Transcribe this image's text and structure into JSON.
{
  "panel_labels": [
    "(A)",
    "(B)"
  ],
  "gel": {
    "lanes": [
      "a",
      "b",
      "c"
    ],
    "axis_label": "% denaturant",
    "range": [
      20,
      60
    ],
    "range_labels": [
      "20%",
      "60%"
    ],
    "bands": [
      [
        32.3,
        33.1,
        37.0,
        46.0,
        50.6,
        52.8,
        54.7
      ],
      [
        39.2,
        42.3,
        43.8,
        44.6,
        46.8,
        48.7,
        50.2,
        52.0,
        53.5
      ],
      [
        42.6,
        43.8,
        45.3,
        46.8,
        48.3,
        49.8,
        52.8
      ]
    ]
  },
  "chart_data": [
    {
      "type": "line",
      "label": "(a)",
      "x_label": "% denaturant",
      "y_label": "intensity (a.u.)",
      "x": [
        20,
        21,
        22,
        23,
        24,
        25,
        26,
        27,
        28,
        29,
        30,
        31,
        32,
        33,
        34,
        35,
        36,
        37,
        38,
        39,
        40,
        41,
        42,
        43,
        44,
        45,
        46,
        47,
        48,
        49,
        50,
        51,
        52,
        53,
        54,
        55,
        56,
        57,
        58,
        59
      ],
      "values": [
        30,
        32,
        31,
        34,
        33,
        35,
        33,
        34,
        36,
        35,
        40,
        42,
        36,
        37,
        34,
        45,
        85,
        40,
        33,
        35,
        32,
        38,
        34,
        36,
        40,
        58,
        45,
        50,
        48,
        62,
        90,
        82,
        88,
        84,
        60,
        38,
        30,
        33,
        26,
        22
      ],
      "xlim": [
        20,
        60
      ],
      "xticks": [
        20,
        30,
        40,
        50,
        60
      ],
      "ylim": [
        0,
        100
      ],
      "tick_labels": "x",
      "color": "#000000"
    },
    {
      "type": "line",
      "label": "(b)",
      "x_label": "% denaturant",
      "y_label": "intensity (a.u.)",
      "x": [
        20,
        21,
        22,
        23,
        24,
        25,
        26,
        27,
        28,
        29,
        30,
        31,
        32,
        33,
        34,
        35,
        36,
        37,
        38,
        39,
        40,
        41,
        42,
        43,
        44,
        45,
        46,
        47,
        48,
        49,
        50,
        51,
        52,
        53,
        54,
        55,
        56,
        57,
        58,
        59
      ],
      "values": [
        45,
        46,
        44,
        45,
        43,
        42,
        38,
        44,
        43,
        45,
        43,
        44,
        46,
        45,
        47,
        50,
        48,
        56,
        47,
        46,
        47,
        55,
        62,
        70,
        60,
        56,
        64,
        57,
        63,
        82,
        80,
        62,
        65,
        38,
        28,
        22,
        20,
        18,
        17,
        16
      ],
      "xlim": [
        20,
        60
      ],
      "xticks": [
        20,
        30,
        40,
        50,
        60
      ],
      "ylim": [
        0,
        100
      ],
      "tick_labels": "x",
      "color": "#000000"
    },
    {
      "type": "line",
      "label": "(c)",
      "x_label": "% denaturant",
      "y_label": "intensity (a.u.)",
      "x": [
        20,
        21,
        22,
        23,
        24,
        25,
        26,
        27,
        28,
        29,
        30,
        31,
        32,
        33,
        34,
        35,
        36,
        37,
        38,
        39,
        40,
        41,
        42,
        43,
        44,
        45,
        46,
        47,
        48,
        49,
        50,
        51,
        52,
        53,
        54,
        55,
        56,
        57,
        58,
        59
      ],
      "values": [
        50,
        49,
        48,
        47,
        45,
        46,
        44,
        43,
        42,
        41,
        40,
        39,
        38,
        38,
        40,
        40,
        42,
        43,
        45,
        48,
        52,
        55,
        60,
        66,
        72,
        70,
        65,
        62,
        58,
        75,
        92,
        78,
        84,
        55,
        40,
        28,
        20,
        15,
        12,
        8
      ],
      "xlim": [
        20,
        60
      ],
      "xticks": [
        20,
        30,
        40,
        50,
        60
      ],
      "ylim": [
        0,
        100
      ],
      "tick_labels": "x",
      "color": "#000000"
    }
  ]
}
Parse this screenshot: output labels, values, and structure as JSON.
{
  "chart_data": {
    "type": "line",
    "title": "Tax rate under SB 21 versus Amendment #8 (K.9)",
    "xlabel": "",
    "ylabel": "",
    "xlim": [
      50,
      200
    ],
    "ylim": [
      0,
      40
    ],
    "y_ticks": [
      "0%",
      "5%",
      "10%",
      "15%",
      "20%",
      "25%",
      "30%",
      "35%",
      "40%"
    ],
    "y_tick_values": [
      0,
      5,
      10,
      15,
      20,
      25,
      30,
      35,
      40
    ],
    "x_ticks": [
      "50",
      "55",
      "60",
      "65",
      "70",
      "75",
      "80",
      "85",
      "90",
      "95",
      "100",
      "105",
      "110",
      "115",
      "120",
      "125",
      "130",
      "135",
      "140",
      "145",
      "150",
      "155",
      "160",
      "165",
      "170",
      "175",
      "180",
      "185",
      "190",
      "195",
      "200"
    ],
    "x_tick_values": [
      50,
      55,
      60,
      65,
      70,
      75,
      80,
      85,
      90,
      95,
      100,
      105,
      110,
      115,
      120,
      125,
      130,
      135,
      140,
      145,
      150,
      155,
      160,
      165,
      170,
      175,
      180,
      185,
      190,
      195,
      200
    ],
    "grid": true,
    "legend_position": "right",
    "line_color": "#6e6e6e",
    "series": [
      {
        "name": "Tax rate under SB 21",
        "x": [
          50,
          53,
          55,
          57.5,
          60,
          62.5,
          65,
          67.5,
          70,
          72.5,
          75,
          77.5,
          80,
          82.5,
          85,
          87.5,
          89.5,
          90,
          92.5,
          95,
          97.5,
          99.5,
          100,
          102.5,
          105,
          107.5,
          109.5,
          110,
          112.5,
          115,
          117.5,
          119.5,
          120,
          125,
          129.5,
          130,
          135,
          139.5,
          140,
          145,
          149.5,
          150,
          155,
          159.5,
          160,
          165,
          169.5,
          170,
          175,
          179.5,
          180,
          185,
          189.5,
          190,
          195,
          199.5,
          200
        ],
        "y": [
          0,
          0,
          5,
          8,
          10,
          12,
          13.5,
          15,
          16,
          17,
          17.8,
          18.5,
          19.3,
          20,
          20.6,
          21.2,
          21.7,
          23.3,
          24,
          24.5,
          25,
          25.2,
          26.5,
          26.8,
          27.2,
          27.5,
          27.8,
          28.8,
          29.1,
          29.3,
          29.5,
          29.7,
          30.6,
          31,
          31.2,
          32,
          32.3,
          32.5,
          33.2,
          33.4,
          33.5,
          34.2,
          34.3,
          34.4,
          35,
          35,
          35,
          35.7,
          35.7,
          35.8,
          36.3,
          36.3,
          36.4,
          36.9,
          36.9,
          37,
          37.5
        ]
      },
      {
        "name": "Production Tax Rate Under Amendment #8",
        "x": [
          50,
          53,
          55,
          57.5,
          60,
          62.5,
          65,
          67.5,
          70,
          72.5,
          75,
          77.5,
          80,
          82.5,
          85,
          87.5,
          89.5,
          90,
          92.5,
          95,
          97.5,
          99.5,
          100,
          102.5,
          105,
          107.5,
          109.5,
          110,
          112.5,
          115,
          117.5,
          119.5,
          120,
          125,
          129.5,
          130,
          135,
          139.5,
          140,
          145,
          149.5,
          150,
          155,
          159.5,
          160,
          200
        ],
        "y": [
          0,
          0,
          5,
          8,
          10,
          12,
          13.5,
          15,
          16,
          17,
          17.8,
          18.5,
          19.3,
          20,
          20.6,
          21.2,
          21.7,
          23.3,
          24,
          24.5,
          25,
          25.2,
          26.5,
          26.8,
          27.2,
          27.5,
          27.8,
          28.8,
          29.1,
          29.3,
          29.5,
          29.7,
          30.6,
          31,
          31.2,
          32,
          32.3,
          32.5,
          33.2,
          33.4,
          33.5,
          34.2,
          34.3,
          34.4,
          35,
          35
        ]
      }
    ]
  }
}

EXERCISE OBJECTIVE => Copy down every line of the material above that includes the string "this".

FINAL ANSWER =>
Transcribe this image's text and structure into JSON.
Parse this screenshot: output labels, values, and structure as JSON.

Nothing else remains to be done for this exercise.